--- Input data ---
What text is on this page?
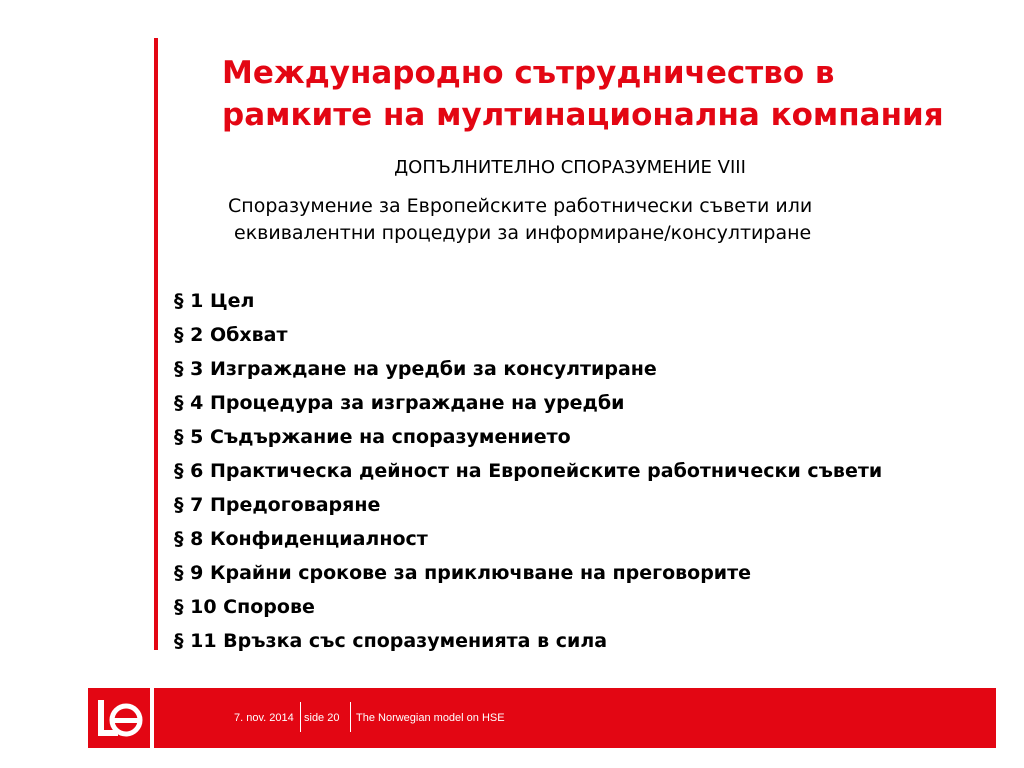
Международно сътрудничество в
рамките на мултинационална компания
ДОПЪЛНИТЕЛНО СПОРАЗУМЕНИЕ VIII
Споразумение за Европейските работнически съвети или
еквивалентни процедури за информиране/консултиране
§ 1 Цел
§ 2 Обхват
§ 3 Изграждане на уредби за консултиране
§ 4 Процедура за изграждане на уредби
§ 5 Съдържание на споразумението
§ 6 Практическа дейност на Европейските работнически съвети
§ 7 Предоговаряне
§ 8 Конфиденциалност
§ 9 Крайни срокове за приключване на преговорите
§ 10 Спорове
§ 11 Връзка със споразуменията в сила
7. nov. 2014 side 20 The Norwegian model on HSE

--- Problem details ---
Retype the whole listing, keeping every line identical and omitting all pictures.

--- Complete answer ---
What text is on this page?
Международно сътрудничество в
рамките на мултинационална компания
ДОПЪЛНИТЕЛНО СПОРАЗУМЕНИЕ VIII
Споразумение за Европейските работнически съвети или
еквивалентни процедури за информиране/консултиране
§ 1 Цел
§ 2 Обхват
§ 3 Изграждане на уредби за консултиране
§ 4 Процедура за изграждане на уредби
§ 5 Съдържание на споразумението
§ 6 Практическа дейност на Европейските работнически съвети
§ 7 Предоговаряне
§ 8 Конфиденциалност
§ 9 Крайни срокове за приключване на преговорите
§ 10 Спорове
§ 11 Връзка със споразуменията в сила
7. nov. 2014 side 20 The Norwegian model on HSE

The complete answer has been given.